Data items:
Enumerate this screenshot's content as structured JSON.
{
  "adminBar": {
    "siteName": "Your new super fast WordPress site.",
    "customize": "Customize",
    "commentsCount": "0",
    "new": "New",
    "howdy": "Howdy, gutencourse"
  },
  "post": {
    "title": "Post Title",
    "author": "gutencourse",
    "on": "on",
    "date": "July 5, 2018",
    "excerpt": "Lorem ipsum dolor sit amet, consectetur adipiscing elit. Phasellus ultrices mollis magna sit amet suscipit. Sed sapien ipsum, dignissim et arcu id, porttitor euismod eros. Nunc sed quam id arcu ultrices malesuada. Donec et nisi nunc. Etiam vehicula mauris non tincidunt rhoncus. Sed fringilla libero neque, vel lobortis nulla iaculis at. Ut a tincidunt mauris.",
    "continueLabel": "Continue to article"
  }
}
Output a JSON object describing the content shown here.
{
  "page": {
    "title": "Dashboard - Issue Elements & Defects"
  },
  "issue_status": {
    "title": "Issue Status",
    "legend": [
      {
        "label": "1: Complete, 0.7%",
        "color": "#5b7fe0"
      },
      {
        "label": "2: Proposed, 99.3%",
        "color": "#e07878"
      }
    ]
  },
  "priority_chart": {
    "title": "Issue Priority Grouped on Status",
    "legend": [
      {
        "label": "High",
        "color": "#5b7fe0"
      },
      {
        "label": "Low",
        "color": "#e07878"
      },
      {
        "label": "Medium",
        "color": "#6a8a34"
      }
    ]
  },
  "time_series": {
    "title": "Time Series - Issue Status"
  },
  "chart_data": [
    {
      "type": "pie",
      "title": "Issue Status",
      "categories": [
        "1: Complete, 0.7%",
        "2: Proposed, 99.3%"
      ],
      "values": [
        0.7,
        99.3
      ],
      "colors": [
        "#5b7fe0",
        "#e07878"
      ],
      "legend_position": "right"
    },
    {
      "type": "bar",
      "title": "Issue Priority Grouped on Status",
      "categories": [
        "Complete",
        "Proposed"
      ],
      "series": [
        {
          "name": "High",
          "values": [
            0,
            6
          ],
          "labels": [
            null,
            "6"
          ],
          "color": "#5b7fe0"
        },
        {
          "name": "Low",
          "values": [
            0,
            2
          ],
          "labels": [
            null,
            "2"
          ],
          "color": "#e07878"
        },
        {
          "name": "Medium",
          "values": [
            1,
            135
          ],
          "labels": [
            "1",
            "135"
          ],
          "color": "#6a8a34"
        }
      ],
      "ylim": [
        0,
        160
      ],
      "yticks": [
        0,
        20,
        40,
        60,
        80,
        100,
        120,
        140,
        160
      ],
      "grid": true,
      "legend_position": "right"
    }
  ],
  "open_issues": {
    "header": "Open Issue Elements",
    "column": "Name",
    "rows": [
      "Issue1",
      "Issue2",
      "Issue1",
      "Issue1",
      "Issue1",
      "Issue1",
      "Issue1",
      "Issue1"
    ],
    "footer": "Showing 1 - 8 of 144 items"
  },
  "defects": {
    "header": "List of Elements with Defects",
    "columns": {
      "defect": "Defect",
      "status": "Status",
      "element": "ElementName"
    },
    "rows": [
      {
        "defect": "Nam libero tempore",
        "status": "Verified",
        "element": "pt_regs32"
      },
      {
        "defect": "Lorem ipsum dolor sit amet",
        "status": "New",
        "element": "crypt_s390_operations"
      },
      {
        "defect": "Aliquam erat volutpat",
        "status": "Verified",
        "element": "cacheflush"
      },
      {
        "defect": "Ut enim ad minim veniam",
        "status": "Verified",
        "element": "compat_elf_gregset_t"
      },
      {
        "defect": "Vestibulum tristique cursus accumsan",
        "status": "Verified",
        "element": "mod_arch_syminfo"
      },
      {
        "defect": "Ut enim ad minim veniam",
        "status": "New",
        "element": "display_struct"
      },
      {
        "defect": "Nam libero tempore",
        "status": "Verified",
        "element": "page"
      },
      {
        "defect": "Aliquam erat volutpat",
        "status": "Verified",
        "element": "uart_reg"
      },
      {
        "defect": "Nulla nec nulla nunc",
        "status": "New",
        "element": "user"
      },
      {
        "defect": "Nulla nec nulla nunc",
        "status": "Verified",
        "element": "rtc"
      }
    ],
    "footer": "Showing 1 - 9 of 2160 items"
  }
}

Problem requirements:
Return the full listing, character for character.

The completed task:
Enumerate this screenshot's content as structured JSON.
{
  "adminBar": {
    "siteName": "Your new super fast WordPress site.",
    "customize": "Customize",
    "commentsCount": "0",
    "new": "New",
    "howdy": "Howdy, gutencourse"
  },
  "post": {
    "title": "Post Title",
    "author": "gutencourse",
    "on": "on",
    "date": "July 5, 2018",
    "excerpt": "Lorem ipsum dolor sit amet, consectetur adipiscing elit. Phasellus ultrices mollis magna sit amet suscipit. Sed sapien ipsum, dignissim et arcu id, porttitor euismod eros. Nunc sed quam id arcu ultrices malesuada. Donec et nisi nunc. Etiam vehicula mauris non tincidunt rhoncus. Sed fringilla libero neque, vel lobortis nulla iaculis at. Ut a tincidunt mauris.",
    "continueLabel": "Continue to article"
  }
}
Output a JSON object describing the content shown here.
{
  "page": {
    "title": "Dashboard - Issue Elements & Defects"
  },
  "issue_status": {
    "title": "Issue Status",
    "legend": [
      {
        "label": "1: Complete, 0.7%",
        "color": "#5b7fe0"
      },
      {
        "label": "2: Proposed, 99.3%",
        "color": "#e07878"
      }
    ]
  },
  "priority_chart": {
    "title": "Issue Priority Grouped on Status",
    "legend": [
      {
        "label": "High",
        "color": "#5b7fe0"
      },
      {
        "label": "Low",
        "color": "#e07878"
      },
      {
        "label": "Medium",
        "color": "#6a8a34"
      }
    ]
  },
  "time_series": {
    "title": "Time Series - Issue Status"
  },
  "chart_data": [
    {
      "type": "pie",
      "title": "Issue Status",
      "categories": [
        "1: Complete, 0.7%",
        "2: Proposed, 99.3%"
      ],
      "values": [
        0.7,
        99.3
      ],
      "colors": [
        "#5b7fe0",
        "#e07878"
      ],
      "legend_position": "right"
    },
    {
      "type": "bar",
      "title": "Issue Priority Grouped on Status",
      "categories": [
        "Complete",
        "Proposed"
      ],
      "series": [
        {
          "name": "High",
          "values": [
            0,
            6
          ],
          "labels": [
            null,
            "6"
          ],
          "color": "#5b7fe0"
        },
        {
          "name": "Low",
          "values": [
            0,
            2
          ],
          "labels": [
            null,
            "2"
          ],
          "color": "#e07878"
        },
        {
          "name": "Medium",
          "values": [
            1,
            135
          ],
          "labels": [
            "1",
            "135"
          ],
          "color": "#6a8a34"
        }
      ],
      "ylim": [
        0,
        160
      ],
      "yticks": [
        0,
        20,
        40,
        60,
        80,
        100,
        120,
        140,
        160
      ],
      "grid": true,
      "legend_position": "right"
    }
  ],
  "open_issues": {
    "header": "Open Issue Elements",
    "column": "Name",
    "rows": [
      "Issue1",
      "Issue2",
      "Issue1",
      "Issue1",
      "Issue1",
      "Issue1",
      "Issue1",
      "Issue1"
    ],
    "footer": "Showing 1 - 8 of 144 items"
  },
  "defects": {
    "header": "List of Elements with Defects",
    "columns": {
      "defect": "Defect",
      "status": "Status",
      "element": "ElementName"
    },
    "rows": [
      {
        "defect": "Nam libero tempore",
        "status": "Verified",
        "element": "pt_regs32"
      },
      {
        "defect": "Lorem ipsum dolor sit amet",
        "status": "New",
        "element": "crypt_s390_operations"
      },
      {
        "defect": "Aliquam erat volutpat",
        "status": "Verified",
        "element": "cacheflush"
      },
      {
        "defect": "Ut enim ad minim veniam",
        "status": "Verified",
        "element": "compat_elf_gregset_t"
      },
      {
        "defect": "Vestibulum tristique cursus accumsan",
        "status": "Verified",
        "element": "mod_arch_syminfo"
      },
      {
        "defect": "Ut enim ad minim veniam",
        "status": "New",
        "element": "display_struct"
      },
      {
        "defect": "Nam libero tempore",
        "status": "Verified",
        "element": "page"
      },
      {
        "defect": "Aliquam erat volutpat",
        "status": "Verified",
        "element": "uart_reg"
      },
      {
        "defect": "Nulla nec nulla nunc",
        "status": "New",
        "element": "user"
      },
      {
        "defect": "Nulla nec nulla nunc",
        "status": "Verified",
        "element": "rtc"
      }
    ],
    "footer": "Showing 1 - 9 of 2160 items"
  }
}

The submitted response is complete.